* _Exercise instructions_
Count lines holding the string "object" in the data that follows. Reply with one number only.

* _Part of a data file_
------------------------------------

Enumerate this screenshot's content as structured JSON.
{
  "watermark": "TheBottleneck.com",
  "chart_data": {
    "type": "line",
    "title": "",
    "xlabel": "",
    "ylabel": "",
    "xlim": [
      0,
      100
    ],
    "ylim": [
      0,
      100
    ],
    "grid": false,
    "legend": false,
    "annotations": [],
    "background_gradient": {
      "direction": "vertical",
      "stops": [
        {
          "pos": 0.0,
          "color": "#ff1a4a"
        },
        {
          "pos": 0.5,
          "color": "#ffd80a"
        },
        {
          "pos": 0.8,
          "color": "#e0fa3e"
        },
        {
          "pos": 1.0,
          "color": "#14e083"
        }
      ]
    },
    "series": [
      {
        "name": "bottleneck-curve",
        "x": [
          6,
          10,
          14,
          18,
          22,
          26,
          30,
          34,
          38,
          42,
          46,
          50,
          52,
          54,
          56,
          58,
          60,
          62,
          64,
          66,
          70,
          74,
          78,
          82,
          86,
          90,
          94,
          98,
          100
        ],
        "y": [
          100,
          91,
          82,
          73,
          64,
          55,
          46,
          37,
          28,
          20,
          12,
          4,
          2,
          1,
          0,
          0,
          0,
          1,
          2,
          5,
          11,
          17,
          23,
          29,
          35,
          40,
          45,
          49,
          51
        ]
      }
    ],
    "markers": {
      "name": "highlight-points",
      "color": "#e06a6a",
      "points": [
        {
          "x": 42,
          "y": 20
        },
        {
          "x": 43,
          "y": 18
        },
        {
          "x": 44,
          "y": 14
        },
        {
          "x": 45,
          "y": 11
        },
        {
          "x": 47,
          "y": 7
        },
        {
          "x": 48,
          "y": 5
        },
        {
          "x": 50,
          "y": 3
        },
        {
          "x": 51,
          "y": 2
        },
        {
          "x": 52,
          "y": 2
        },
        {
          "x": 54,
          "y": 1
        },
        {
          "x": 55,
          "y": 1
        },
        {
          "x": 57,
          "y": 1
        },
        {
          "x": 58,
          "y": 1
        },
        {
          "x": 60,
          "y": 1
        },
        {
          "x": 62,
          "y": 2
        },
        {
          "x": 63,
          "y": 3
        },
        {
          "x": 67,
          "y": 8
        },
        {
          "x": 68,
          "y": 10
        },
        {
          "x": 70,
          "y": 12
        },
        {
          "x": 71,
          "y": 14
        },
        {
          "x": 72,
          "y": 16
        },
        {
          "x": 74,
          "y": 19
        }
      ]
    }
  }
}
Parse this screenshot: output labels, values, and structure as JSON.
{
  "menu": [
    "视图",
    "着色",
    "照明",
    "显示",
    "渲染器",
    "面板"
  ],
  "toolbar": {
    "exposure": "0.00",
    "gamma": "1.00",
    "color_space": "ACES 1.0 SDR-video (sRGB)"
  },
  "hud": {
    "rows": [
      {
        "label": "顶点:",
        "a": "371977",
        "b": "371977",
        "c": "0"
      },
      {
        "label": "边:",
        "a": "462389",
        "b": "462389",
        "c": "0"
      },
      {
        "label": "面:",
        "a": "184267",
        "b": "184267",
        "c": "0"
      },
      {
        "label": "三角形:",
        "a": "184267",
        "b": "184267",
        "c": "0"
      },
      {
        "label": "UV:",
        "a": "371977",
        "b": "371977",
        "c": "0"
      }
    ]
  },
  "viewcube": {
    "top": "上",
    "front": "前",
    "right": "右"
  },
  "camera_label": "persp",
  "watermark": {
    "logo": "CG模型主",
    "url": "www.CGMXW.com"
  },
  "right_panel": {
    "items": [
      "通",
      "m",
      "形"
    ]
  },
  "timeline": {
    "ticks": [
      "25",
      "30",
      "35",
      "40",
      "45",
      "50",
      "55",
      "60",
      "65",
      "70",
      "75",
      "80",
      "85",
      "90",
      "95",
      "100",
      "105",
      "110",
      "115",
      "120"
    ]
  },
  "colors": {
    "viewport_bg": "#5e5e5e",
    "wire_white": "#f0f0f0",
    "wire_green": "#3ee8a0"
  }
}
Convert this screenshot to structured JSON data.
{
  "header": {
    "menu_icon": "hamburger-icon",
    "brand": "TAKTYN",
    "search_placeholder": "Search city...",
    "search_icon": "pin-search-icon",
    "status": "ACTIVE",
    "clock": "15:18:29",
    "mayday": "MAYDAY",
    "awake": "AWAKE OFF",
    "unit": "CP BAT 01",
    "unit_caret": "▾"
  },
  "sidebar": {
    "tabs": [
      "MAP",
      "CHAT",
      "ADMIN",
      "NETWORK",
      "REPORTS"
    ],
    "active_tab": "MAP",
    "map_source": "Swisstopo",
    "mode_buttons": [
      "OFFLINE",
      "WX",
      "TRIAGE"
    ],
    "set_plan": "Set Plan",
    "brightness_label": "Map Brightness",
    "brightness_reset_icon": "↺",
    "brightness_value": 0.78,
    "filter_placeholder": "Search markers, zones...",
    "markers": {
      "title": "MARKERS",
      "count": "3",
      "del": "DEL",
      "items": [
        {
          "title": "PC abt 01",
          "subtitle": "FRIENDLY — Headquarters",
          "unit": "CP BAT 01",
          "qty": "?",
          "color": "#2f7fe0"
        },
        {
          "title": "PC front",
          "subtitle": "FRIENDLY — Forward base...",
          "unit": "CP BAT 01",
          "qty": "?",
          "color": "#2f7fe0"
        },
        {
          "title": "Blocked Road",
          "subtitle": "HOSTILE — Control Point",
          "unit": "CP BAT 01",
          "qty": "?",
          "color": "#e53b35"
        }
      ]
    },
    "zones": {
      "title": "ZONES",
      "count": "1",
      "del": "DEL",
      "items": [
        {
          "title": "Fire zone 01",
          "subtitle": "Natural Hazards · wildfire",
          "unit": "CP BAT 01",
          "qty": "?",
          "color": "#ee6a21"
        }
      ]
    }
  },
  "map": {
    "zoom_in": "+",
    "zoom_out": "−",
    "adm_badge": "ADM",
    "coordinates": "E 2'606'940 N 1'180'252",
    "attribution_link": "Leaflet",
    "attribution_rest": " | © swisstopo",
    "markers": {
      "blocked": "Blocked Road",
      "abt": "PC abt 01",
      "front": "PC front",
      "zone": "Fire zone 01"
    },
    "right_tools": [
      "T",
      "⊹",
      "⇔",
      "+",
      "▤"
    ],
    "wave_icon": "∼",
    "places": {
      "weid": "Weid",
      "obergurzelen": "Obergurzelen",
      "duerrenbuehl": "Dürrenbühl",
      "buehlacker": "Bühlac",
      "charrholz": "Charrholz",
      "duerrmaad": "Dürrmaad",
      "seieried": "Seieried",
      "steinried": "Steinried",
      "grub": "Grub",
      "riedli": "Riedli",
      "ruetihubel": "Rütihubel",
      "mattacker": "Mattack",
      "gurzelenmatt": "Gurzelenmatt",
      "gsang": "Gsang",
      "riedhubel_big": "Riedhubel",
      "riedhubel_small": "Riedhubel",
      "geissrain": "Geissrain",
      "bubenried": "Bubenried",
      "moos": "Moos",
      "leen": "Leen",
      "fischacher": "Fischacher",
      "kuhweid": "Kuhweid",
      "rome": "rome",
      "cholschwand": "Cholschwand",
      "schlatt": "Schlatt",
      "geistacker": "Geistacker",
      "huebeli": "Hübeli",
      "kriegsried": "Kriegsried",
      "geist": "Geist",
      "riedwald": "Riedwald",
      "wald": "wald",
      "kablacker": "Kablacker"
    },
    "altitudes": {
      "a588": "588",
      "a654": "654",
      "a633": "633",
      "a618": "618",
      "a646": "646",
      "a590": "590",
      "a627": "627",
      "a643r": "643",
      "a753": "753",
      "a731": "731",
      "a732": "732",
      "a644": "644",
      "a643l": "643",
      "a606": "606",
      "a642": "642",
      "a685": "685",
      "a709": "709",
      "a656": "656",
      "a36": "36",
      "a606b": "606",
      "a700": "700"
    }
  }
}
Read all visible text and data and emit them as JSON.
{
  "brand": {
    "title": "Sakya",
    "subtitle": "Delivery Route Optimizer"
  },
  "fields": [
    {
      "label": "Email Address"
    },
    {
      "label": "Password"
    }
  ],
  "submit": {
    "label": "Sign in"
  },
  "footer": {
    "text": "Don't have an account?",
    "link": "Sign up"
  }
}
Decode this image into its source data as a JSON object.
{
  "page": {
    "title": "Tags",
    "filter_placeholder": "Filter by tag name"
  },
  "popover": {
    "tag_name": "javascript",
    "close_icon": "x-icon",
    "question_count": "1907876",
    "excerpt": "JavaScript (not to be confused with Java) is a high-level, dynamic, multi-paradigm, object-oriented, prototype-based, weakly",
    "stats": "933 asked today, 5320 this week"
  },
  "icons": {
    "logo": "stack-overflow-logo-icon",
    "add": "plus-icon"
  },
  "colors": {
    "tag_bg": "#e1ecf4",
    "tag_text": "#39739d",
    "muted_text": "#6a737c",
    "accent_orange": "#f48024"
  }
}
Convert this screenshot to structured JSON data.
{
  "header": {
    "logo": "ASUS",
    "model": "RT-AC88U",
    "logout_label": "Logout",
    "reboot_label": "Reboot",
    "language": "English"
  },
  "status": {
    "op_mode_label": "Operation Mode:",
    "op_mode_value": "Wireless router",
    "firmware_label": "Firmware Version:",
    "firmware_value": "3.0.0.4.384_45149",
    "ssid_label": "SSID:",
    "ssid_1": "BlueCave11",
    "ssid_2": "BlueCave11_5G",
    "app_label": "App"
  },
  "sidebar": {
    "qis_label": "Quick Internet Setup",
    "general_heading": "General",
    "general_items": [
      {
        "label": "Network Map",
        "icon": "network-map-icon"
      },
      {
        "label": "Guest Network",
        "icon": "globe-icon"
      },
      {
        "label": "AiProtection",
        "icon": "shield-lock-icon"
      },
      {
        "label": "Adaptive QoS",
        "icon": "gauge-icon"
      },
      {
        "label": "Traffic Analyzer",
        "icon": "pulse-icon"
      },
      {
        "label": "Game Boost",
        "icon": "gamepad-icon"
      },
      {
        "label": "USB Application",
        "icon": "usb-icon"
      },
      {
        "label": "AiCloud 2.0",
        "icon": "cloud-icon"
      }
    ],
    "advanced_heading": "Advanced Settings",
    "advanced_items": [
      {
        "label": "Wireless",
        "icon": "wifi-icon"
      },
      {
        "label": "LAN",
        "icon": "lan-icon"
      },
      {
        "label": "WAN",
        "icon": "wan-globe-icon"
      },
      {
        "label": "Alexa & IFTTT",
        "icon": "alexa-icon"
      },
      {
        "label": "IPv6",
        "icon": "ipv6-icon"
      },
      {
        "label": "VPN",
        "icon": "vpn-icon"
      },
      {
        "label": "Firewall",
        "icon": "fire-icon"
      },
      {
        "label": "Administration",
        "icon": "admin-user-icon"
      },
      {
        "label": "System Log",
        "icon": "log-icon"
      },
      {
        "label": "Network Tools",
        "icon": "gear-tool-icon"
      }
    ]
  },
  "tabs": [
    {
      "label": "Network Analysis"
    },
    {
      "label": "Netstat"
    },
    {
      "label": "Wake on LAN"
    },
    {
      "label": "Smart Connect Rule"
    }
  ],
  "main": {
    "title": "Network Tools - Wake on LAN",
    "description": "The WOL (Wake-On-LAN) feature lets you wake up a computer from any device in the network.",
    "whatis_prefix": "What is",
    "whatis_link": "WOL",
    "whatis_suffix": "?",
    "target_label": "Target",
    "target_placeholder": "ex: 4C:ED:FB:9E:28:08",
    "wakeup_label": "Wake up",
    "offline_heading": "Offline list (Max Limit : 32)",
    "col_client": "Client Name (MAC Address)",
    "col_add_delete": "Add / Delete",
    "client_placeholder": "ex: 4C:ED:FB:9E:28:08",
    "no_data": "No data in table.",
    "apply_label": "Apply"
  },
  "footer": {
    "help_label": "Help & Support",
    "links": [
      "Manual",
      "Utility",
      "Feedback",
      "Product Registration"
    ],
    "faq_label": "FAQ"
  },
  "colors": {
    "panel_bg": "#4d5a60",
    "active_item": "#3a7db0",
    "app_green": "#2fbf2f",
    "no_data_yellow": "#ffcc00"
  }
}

------------------------------------

* _Worked solution_
2